## MATERIAL SHOWN
= = = = =

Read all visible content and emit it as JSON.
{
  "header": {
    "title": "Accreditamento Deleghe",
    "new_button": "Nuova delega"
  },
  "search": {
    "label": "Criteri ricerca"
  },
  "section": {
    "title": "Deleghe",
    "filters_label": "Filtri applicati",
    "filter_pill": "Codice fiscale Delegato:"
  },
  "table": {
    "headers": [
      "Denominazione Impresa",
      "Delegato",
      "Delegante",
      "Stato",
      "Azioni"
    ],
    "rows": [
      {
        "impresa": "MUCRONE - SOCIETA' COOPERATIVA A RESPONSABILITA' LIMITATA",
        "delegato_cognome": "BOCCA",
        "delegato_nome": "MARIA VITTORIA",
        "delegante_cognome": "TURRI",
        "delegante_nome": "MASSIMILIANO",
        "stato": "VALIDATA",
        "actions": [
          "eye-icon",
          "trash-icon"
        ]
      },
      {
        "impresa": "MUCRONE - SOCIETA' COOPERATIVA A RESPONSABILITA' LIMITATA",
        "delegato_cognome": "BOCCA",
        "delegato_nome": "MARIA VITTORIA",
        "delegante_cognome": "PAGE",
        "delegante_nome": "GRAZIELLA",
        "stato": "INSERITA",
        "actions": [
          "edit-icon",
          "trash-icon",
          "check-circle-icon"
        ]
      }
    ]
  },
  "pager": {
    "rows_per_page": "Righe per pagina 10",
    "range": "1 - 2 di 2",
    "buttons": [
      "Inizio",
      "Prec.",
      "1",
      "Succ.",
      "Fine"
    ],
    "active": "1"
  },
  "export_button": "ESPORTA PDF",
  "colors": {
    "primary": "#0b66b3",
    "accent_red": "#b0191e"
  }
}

= = = = =

Recopy the whole listing exactly.

## PROBLEM SOLUTION
Read all visible content and emit it as JSON.
{
  "header": {
    "title": "Accreditamento Deleghe",
    "new_button": "Nuova delega"
  },
  "search": {
    "label": "Criteri ricerca"
  },
  "section": {
    "title": "Deleghe",
    "filters_label": "Filtri applicati",
    "filter_pill": "Codice fiscale Delegato:"
  },
  "table": {
    "headers": [
      "Denominazione Impresa",
      "Delegato",
      "Delegante",
      "Stato",
      "Azioni"
    ],
    "rows": [
      {
        "impresa": "MUCRONE - SOCIETA' COOPERATIVA A RESPONSABILITA' LIMITATA",
        "delegato_cognome": "BOCCA",
        "delegato_nome": "MARIA VITTORIA",
        "delegante_cognome": "TURRI",
        "delegante_nome": "MASSIMILIANO",
        "stato": "VALIDATA",
        "actions": [
          "eye-icon",
          "trash-icon"
        ]
      },
      {
        "impresa": "MUCRONE - SOCIETA' COOPERATIVA A RESPONSABILITA' LIMITATA",
        "delegato_cognome": "BOCCA",
        "delegato_nome": "MARIA VITTORIA",
        "delegante_cognome": "PAGE",
        "delegante_nome": "GRAZIELLA",
        "stato": "INSERITA",
        "actions": [
          "edit-icon",
          "trash-icon",
          "check-circle-icon"
        ]
      }
    ]
  },
  "pager": {
    "rows_per_page": "Righe per pagina 10",
    "range": "1 - 2 di 2",
    "buttons": [
      "Inizio",
      "Prec.",
      "1",
      "Succ.",
      "Fine"
    ],
    "active": "1"
  },
  "export_button": "ESPORTA PDF",
  "colors": {
    "primary": "#0b66b3",
    "accent_red": "#b0191e"
  }
}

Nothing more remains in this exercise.